### What is asked
Reproduce every entry exactly.

### Dataset extract
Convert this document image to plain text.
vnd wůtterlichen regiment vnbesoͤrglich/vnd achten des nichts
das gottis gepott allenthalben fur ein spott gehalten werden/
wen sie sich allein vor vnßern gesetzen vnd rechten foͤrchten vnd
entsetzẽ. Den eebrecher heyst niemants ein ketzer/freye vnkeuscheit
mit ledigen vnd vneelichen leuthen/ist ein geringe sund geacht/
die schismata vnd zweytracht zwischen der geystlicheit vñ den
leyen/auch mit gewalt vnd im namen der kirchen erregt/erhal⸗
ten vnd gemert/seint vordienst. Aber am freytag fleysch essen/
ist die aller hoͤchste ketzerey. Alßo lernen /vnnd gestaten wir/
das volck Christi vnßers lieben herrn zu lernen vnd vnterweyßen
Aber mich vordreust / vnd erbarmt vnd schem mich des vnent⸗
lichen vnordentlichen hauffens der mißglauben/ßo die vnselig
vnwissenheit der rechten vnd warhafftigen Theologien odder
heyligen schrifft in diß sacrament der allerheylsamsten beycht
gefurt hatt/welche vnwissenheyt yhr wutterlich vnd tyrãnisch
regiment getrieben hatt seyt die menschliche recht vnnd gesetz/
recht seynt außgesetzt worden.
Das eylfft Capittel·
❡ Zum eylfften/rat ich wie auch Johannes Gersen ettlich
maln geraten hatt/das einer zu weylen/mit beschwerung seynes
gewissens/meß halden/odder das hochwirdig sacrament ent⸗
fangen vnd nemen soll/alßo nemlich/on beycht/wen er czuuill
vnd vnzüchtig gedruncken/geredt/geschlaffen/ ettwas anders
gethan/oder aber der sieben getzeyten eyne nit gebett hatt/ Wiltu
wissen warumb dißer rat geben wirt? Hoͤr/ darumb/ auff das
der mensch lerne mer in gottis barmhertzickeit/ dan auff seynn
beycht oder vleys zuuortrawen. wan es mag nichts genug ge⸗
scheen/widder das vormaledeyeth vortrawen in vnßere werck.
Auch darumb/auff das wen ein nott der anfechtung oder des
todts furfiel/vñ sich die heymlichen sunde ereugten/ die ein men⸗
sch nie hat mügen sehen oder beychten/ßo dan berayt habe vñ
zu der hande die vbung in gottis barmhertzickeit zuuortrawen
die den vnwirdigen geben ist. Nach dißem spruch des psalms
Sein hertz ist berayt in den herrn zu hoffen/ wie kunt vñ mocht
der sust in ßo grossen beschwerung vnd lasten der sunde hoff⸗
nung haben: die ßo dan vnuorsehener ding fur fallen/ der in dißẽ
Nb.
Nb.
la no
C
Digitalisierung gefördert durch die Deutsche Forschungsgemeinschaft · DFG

### Solution
Convert this document image to plain text.
vnd wůtterlichen regiment vnbesoͤrglich/vnd achten des nichts
das gottis gepott allenthalben fur ein spott gehalten werden/
wen sie sich allein vor vnßern gesetzen vnd rechten foͤrchten vnd
entsetzẽ. Den eebrecher heyst niemants ein ketzer/freye vnkeuscheit
mit ledigen vnd vneelichen leuthen/ist ein geringe sund geacht/
die schismata vnd zweytracht zwischen der geystlicheit vñ den
leyen/auch mit gewalt vnd im namen der kirchen erregt/erhal⸗
ten vnd gemert/seint vordienst. Aber am freytag fleysch essen/
ist die aller hoͤchste ketzerey. Alßo lernen /vnnd gestaten wir/
das volck Christi vnßers lieben herrn zu lernen vnd vnterweyßen
Aber mich vordreust / vnd erbarmt vnd schem mich des vnent⸗
lichen vnordentlichen hauffens der mißglauben/ßo die vnselig
vnwissenheit der rechten vnd warhafftigen Theologien odder
heyligen schrifft in diß sacrament der allerheylsamsten beycht
gefurt hatt/welche vnwissenheyt yhr wutterlich vnd tyrãnisch
regiment getrieben hatt seyt die menschliche recht vnnd gesetz/
recht seynt außgesetzt worden.
Das eylfft Capittel·
❡ Zum eylfften/rat ich wie auch Johannes Gersen ettlich
maln geraten hatt/das einer zu weylen/mit beschwerung seynes
gewissens/meß halden/odder das hochwirdig sacrament ent⸗
fangen vnd nemen soll/alßo nemlich/on beycht/wen er czuuill
vnd vnzüchtig gedruncken/geredt/geschlaffen/ ettwas anders
gethan/oder aber der sieben getzeyten eyne nit gebett hatt/ Wiltu
wissen warumb dißer rat geben wirt? Hoͤr/ darumb/ auff das
der mensch lerne mer in gottis barmhertzickeit/ dan auff seynn
beycht oder vleys zuuortrawen. wan es mag nichts genug ge⸗
scheen/widder das vormaledeyeth vortrawen in vnßere werck.
Auch darumb/auff das wen ein nott der anfechtung oder des
todts furfiel/vñ sich die heymlichen sunde ereugten/ die ein men⸗
sch nie hat mügen sehen oder beychten/ßo dan berayt habe vñ
zu der hande die vbung in gottis barmhertzickeit zuuortrawen
die den vnwirdigen geben ist. Nach dißem spruch des psalms
Sein hertz ist berayt in den herrn zu hoffen/ wie kunt vñ mocht
der sust in ßo grossen beschwerung vnd lasten der sunde hoff⸗
nung haben: die ßo dan vnuorsehener ding fur fallen/ der in dißẽ
Nb.
Nb.
la no
C
Digitalisierung gefördert durch die Deutsche Forschungsgemeinschaft · DFG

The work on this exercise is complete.